## Direction
Show all lines holding "Раздевальные".

[Begin Extracted records]

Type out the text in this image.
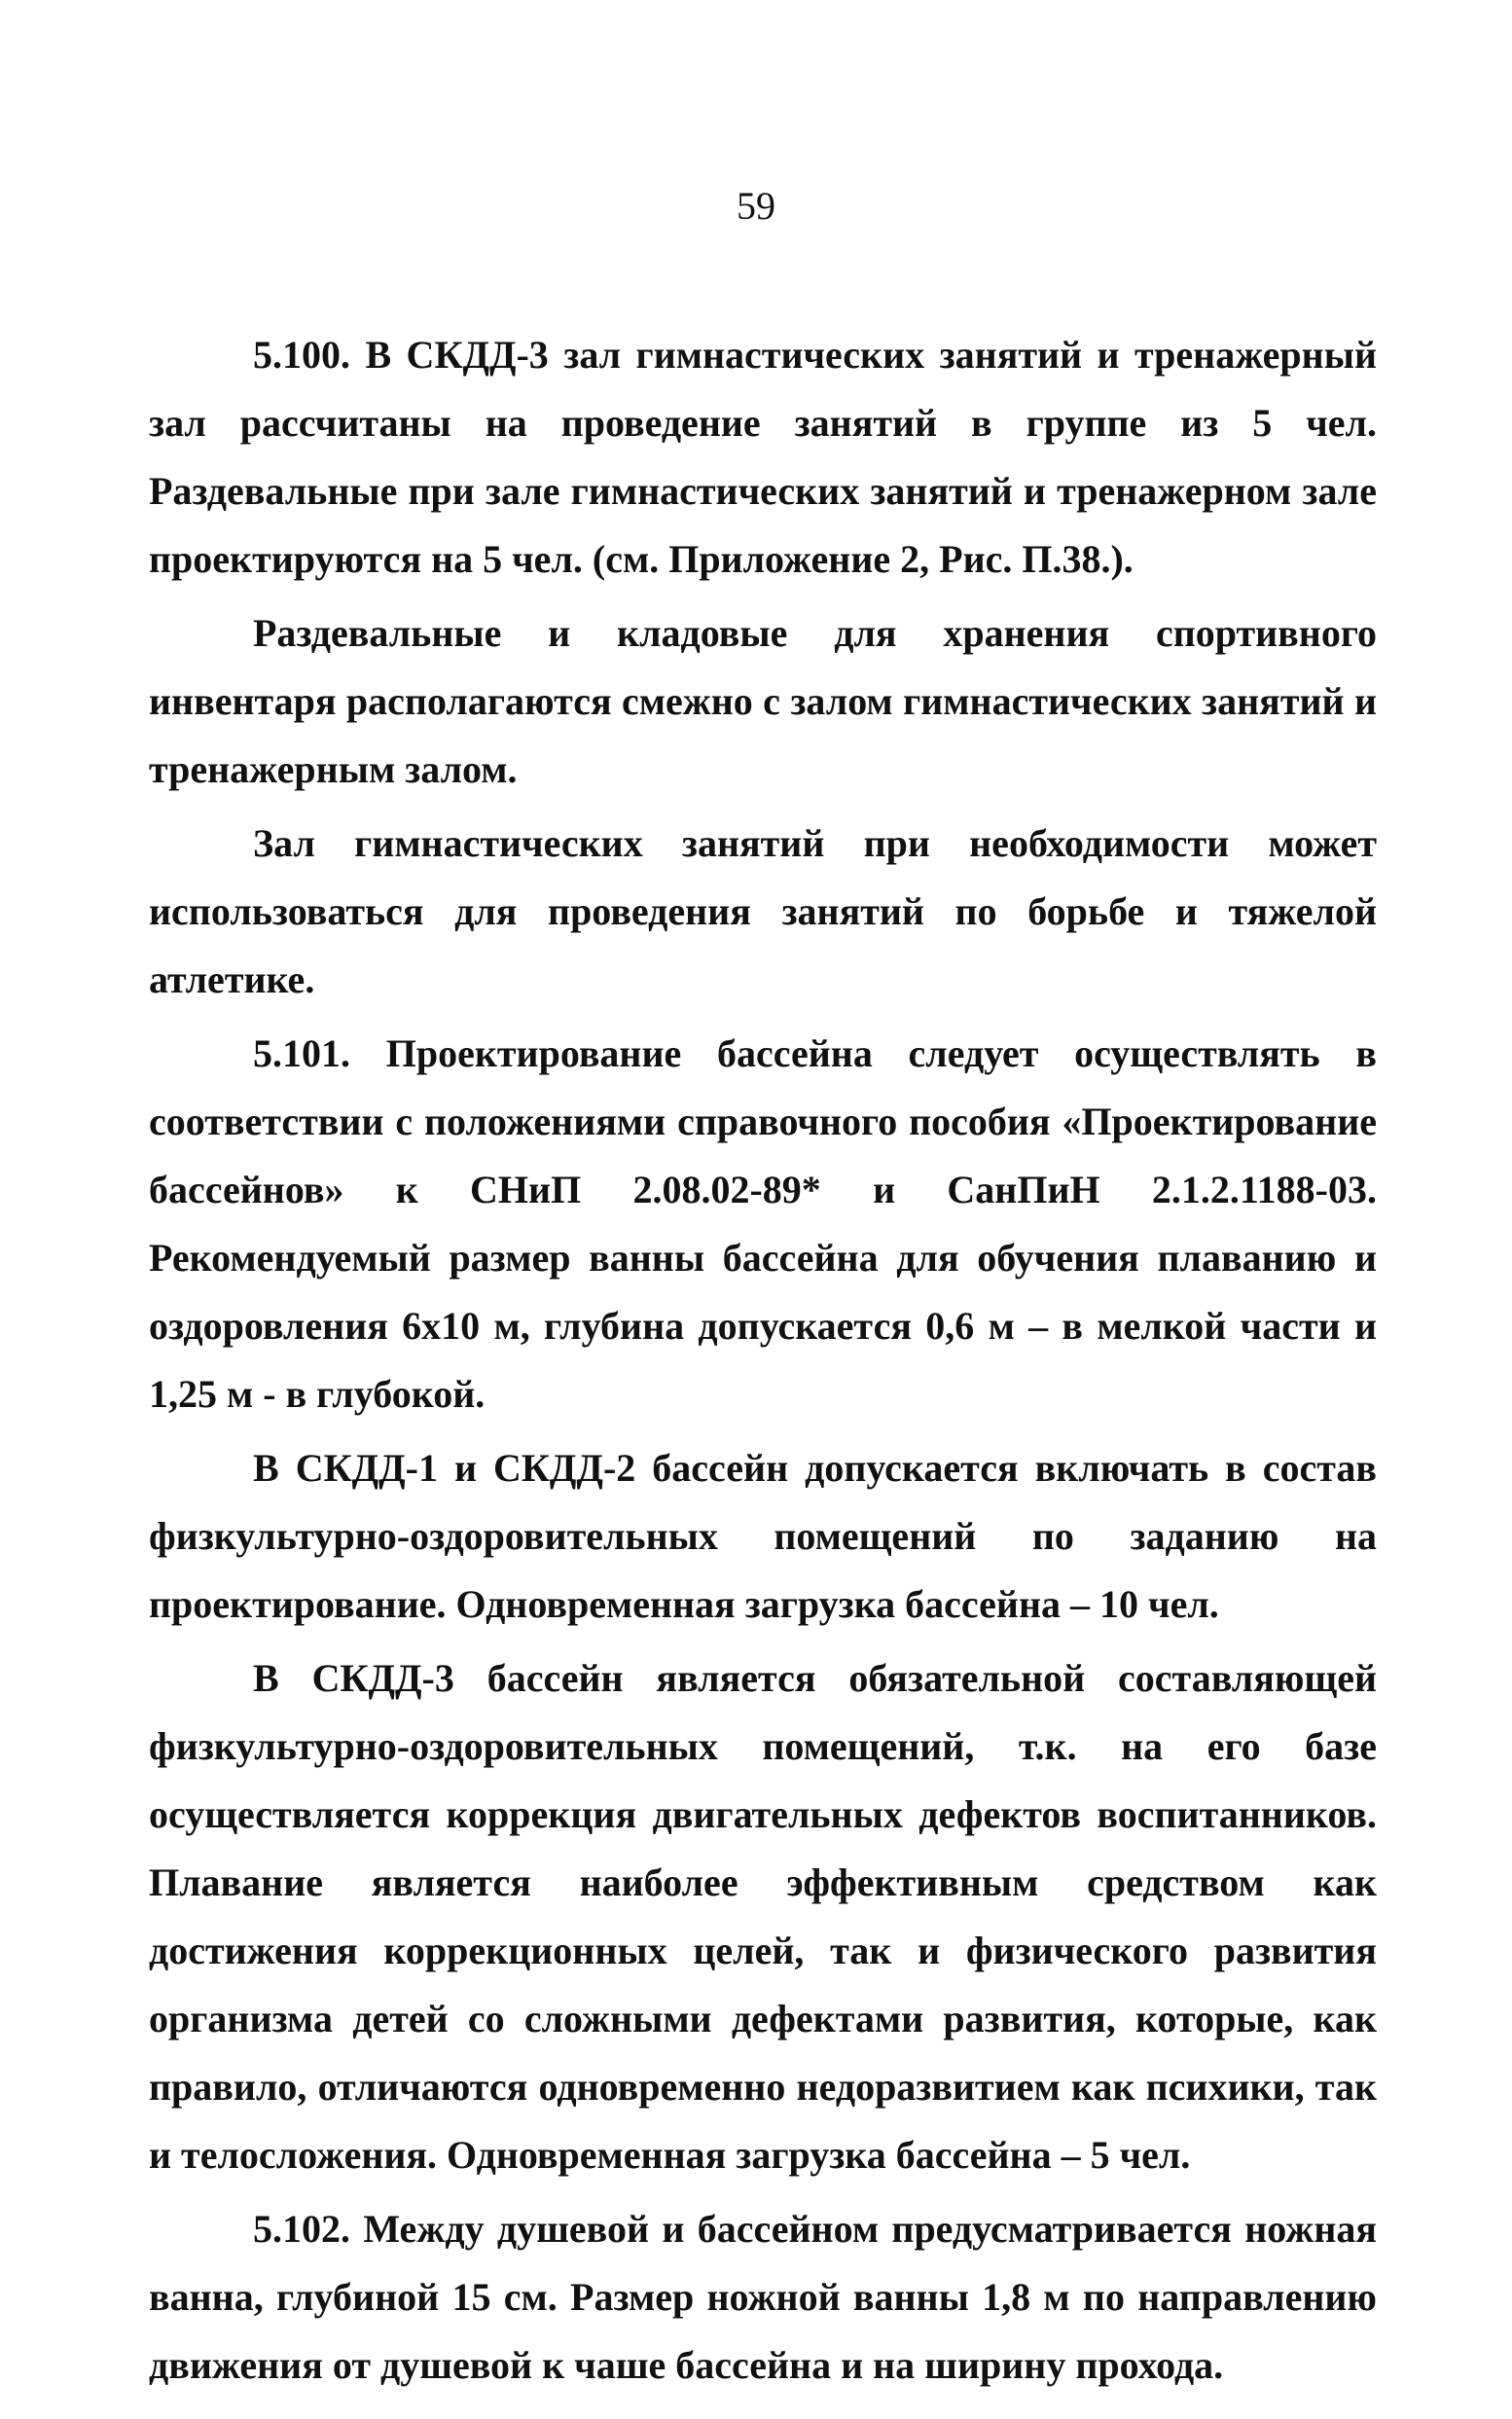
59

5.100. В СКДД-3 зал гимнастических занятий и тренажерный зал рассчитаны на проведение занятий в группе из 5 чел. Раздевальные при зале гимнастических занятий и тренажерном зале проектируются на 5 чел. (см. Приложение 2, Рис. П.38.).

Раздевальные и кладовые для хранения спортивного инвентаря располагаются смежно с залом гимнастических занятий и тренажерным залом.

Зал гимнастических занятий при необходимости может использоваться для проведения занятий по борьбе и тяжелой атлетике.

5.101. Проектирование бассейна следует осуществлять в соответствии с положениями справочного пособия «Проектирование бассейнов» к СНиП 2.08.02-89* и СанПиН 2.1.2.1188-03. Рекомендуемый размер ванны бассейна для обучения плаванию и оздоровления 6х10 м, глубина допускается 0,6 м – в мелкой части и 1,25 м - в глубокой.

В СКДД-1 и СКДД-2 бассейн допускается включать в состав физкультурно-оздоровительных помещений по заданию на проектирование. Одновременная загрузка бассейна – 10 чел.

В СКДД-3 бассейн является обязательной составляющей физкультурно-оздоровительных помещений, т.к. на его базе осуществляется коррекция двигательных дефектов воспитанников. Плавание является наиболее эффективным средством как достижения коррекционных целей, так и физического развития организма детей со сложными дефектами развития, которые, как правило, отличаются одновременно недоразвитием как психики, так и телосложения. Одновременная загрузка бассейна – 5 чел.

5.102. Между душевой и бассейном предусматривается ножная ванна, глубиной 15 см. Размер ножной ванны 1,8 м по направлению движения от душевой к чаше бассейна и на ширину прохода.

[End Extracted records]
[Begin Extracted records]

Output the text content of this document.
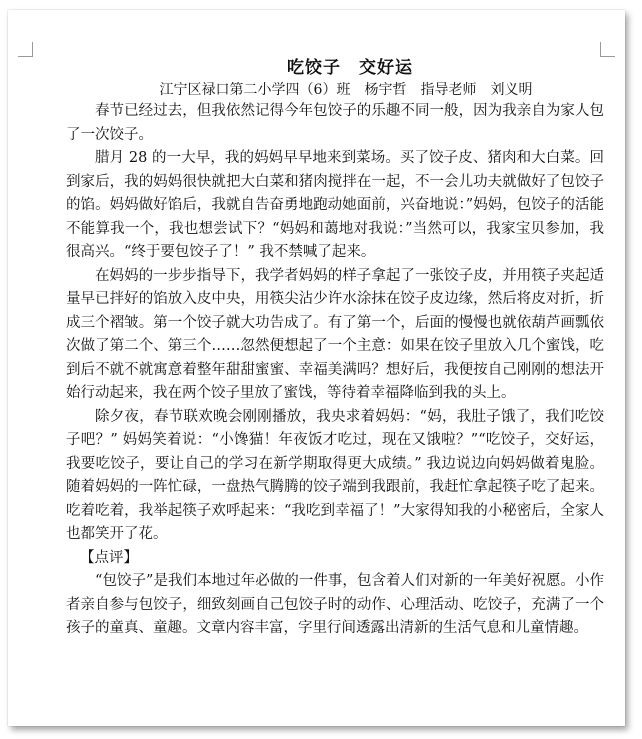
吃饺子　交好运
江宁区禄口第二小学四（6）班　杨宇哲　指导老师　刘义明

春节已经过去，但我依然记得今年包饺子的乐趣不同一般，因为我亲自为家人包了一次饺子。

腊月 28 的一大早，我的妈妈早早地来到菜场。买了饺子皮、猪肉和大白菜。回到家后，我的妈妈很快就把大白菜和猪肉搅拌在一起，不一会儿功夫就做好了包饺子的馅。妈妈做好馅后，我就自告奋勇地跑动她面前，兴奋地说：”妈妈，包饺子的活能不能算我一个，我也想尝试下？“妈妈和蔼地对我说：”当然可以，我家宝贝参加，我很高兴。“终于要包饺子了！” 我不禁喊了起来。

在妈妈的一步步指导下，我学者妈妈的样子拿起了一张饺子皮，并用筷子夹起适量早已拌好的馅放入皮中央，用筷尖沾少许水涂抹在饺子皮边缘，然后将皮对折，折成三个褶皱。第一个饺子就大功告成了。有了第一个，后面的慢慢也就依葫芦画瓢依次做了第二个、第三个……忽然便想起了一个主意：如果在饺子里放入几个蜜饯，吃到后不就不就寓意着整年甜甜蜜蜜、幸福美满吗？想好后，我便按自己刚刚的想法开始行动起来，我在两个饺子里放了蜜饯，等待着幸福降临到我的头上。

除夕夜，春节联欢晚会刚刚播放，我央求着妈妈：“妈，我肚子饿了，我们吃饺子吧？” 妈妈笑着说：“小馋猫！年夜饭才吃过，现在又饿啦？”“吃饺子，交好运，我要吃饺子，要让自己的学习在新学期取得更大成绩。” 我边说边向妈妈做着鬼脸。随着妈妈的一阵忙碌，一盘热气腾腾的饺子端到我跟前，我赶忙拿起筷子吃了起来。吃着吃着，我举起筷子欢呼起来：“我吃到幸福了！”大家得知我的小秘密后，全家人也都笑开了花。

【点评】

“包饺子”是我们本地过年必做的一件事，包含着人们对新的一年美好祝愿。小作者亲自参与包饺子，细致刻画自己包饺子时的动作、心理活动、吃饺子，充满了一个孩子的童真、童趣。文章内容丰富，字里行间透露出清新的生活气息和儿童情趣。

[End Extracted records]
[Begin Extracted records]

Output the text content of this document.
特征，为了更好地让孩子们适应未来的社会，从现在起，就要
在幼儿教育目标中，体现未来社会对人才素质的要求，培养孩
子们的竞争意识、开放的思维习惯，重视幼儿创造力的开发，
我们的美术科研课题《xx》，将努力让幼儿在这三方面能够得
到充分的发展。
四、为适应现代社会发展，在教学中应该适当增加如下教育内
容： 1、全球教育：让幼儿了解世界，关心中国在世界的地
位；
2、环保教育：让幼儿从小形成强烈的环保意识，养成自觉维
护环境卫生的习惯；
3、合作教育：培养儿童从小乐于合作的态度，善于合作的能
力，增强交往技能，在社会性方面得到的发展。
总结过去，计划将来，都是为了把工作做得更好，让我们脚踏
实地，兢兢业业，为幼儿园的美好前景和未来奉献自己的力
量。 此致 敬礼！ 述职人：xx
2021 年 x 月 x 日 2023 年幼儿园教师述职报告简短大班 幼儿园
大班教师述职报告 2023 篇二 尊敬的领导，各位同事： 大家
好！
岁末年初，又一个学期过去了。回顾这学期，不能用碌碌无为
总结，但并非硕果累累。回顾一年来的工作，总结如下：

[End Extracted records]

## Complete response
5.100. В СКДД-3 зал гимнастических занятий и тренажерный зал рассчитаны на проведение занятий в группе из 5 чел. Раздевальные при зале гимнастических занятий и тренажерном зале проектируются на 5 чел. (см. Приложение 2, Рис. П.38.).
Раздевальные и кладовые для хранения спортивного инвентаря располагаются смежно с залом гимнастических занятий и тренажерным залом.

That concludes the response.